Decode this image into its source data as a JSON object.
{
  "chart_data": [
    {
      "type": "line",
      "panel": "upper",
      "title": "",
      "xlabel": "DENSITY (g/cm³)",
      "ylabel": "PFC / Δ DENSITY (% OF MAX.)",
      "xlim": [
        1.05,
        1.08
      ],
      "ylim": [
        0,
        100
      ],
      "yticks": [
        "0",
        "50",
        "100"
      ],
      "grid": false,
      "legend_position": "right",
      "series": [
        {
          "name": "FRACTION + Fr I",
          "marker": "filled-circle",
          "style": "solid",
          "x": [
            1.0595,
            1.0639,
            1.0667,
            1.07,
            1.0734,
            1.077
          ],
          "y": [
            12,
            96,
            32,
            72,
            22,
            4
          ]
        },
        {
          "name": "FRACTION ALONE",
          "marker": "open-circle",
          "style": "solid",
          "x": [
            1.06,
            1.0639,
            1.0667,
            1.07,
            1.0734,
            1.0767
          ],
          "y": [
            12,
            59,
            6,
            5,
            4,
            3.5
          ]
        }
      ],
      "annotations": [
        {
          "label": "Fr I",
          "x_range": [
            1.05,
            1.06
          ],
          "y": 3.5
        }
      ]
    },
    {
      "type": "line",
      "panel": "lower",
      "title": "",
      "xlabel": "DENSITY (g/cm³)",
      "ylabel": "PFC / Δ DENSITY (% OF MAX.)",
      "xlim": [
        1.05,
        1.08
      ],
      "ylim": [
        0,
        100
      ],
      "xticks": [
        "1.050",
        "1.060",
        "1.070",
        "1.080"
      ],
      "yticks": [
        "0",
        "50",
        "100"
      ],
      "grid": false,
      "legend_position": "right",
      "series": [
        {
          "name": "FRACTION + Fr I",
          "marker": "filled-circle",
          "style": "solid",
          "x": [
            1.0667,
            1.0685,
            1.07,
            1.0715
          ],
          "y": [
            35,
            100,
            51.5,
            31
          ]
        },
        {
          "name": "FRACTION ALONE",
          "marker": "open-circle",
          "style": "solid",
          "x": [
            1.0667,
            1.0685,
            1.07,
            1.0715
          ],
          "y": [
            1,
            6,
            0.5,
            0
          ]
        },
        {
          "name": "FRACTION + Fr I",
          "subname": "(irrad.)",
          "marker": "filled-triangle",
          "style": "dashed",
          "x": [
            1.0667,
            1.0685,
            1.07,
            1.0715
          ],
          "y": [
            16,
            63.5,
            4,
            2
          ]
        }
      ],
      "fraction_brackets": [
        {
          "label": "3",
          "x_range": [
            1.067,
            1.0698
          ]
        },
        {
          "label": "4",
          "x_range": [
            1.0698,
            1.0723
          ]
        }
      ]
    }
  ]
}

::::

● Given instruction
Transcribe every entry exactly.

● Exercise answer
Decode this image into its source data as a JSON object.
{
  "chart_data": [
    {
      "type": "line",
      "panel": "upper",
      "title": "",
      "xlabel": "DENSITY (g/cm³)",
      "ylabel": "PFC / Δ DENSITY (% OF MAX.)",
      "xlim": [
        1.05,
        1.08
      ],
      "ylim": [
        0,
        100
      ],
      "yticks": [
        "0",
        "50",
        "100"
      ],
      "grid": false,
      "legend_position": "right",
      "series": [
        {
          "name": "FRACTION + Fr I",
          "marker": "filled-circle",
          "style": "solid",
          "x": [
            1.0595,
            1.0639,
            1.0667,
            1.07,
            1.0734,
            1.077
          ],
          "y": [
            12,
            96,
            32,
            72,
            22,
            4
          ]
        },
        {
          "name": "FRACTION ALONE",
          "marker": "open-circle",
          "style": "solid",
          "x": [
            1.06,
            1.0639,
            1.0667,
            1.07,
            1.0734,
            1.0767
          ],
          "y": [
            12,
            59,
            6,
            5,
            4,
            3.5
          ]
        }
      ],
      "annotations": [
        {
          "label": "Fr I",
          "x_range": [
            1.05,
            1.06
          ],
          "y": 3.5
        }
      ]
    },
    {
      "type": "line",
      "panel": "lower",
      "title": "",
      "xlabel": "DENSITY (g/cm³)",
      "ylabel": "PFC / Δ DENSITY (% OF MAX.)",
      "xlim": [
        1.05,
        1.08
      ],
      "ylim": [
        0,
        100
      ],
      "xticks": [
        "1.050",
        "1.060",
        "1.070",
        "1.080"
      ],
      "yticks": [
        "0",
        "50",
        "100"
      ],
      "grid": false,
      "legend_position": "right",
      "series": [
        {
          "name": "FRACTION + Fr I",
          "marker": "filled-circle",
          "style": "solid",
          "x": [
            1.0667,
            1.0685,
            1.07,
            1.0715
          ],
          "y": [
            35,
            100,
            51.5,
            31
          ]
        },
        {
          "name": "FRACTION ALONE",
          "marker": "open-circle",
          "style": "solid",
          "x": [
            1.0667,
            1.0685,
            1.07,
            1.0715
          ],
          "y": [
            1,
            6,
            0.5,
            0
          ]
        },
        {
          "name": "FRACTION + Fr I",
          "subname": "(irrad.)",
          "marker": "filled-triangle",
          "style": "dashed",
          "x": [
            1.0667,
            1.0685,
            1.07,
            1.0715
          ],
          "y": [
            16,
            63.5,
            4,
            2
          ]
        }
      ],
      "fraction_brackets": [
        {
          "label": "3",
          "x_range": [
            1.067,
            1.0698
          ]
        },
        {
          "label": "4",
          "x_range": [
            1.0698,
            1.0723
          ]
        }
      ]
    }
  ]
}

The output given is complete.